- **Materials provided**:
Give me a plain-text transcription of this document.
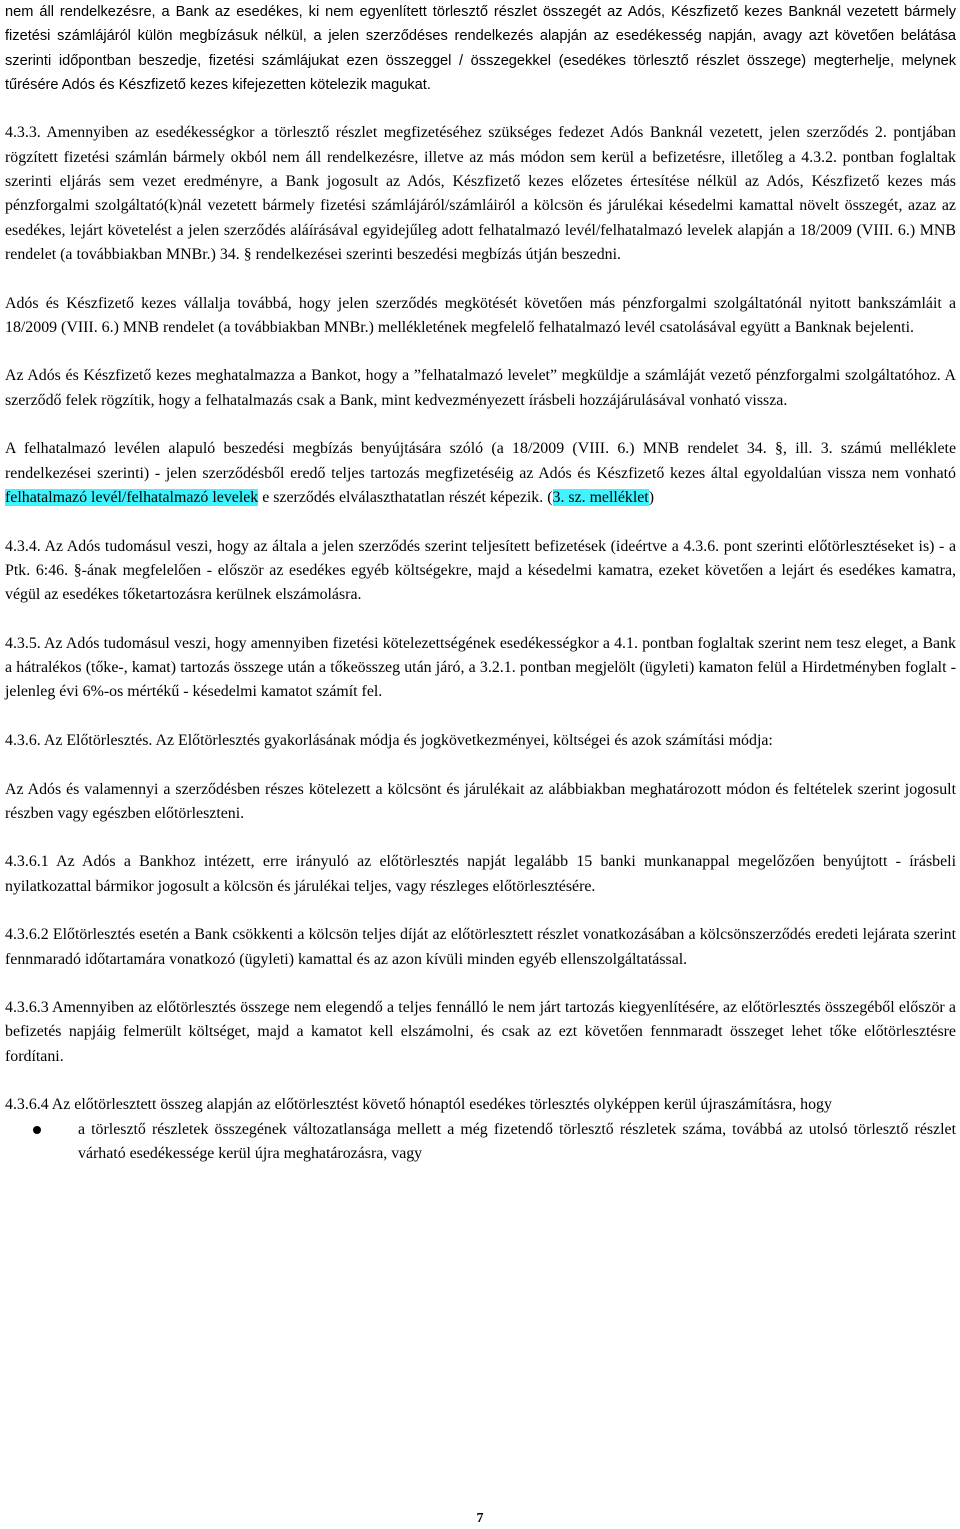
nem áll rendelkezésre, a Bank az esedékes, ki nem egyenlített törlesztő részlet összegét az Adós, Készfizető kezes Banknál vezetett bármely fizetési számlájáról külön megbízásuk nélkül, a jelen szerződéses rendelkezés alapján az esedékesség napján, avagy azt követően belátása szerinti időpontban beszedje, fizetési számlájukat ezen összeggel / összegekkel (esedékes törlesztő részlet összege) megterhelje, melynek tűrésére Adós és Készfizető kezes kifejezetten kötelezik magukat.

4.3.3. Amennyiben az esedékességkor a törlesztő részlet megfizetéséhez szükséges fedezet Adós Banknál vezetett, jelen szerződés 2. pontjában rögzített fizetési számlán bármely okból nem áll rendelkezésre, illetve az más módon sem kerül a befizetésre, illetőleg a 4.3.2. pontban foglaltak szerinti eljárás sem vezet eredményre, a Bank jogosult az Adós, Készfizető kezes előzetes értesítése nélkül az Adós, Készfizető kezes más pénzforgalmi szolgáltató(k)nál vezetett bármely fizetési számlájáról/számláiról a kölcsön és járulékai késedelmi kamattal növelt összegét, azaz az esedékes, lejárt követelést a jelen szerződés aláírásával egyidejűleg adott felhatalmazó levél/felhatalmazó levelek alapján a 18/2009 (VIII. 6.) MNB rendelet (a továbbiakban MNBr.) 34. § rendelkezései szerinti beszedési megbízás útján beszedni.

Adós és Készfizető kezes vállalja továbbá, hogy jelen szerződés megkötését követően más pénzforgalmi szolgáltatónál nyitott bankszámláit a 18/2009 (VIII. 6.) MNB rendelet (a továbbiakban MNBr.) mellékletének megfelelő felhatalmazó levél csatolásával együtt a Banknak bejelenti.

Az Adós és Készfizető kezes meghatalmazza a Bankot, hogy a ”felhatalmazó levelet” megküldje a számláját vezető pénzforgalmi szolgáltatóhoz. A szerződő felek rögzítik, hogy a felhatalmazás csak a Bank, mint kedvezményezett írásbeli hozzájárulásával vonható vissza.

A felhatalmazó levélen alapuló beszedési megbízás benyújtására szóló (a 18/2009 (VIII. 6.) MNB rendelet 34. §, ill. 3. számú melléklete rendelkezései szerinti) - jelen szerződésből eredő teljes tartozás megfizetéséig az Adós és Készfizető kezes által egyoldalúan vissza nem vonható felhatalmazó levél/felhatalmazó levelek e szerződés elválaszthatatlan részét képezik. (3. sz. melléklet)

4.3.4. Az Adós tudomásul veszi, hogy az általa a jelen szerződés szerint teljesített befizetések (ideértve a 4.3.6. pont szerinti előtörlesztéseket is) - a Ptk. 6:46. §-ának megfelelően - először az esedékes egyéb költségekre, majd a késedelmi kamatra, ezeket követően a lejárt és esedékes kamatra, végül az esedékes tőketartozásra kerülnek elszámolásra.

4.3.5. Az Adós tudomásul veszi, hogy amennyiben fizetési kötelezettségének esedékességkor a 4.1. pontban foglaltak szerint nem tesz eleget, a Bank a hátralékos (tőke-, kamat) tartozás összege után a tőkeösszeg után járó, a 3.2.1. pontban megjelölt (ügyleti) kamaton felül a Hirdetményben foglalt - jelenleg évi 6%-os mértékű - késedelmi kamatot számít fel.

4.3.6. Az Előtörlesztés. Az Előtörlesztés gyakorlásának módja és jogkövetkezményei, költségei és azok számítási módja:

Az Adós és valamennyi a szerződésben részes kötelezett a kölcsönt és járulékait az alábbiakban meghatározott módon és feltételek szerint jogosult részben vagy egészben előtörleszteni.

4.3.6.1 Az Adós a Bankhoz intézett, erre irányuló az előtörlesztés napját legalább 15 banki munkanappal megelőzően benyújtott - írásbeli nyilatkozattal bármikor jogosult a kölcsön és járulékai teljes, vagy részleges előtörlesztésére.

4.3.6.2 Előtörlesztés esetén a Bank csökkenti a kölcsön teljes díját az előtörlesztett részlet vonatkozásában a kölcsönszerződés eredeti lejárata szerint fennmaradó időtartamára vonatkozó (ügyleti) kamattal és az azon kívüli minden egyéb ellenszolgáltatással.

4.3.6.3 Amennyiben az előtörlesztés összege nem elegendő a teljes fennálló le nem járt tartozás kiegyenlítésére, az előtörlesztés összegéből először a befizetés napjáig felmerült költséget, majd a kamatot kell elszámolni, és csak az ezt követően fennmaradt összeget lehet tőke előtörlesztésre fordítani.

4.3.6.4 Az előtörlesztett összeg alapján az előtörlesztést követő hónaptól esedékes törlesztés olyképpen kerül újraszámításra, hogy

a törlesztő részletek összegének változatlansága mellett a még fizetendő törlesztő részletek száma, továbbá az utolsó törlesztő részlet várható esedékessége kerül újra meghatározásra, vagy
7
--
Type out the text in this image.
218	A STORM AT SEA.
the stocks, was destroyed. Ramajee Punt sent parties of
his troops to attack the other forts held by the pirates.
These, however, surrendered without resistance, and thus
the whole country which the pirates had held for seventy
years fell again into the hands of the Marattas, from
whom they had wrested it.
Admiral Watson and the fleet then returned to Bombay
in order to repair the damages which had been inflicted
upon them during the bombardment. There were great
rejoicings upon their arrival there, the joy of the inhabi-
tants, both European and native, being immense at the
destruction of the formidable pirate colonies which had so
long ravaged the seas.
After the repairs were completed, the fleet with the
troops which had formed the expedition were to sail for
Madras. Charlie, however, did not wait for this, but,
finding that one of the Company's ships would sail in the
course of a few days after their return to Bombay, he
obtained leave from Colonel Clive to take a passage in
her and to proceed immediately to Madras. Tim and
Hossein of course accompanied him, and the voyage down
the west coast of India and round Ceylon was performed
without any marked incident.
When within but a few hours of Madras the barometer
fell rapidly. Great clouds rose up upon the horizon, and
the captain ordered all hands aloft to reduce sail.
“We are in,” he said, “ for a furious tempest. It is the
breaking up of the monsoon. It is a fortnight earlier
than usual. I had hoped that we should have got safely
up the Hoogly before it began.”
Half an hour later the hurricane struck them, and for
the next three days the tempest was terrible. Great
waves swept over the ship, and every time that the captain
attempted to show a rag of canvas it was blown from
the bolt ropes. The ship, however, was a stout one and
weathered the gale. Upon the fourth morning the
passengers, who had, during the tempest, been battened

- **Requirements**:
Every line in the data above that contains "vissza" needs to be copied.

- **Solved exercise**:
Az Adós és Készfizető kezes meghatalmazza a Bankot, hogy a ”felhatalmazó levelet” megküldje a számláját vezető pénzforgalmi szolgáltatóhoz. A szerződő felek rögzítik, hogy a felhatalmazás csak a Bank, mint kedvezményezett írásbeli hozzájárulásával vonható vissza.
A felhatalmazó levélen alapuló beszedési megbízás benyújtására szóló (a 18/2009 (VIII. 6.) MNB rendelet 34. §, ill. 3. számú melléklete rendelkezései szerinti) - jelen szerződésből eredő teljes tartozás megfizetéséig az Adós és Készfizető kezes által egyoldalúan vissza nem vonható felhatalmazó levél/felhatalmazó levelek e szerződés elválaszthatatlan részét képezik. (3. sz. melléklet)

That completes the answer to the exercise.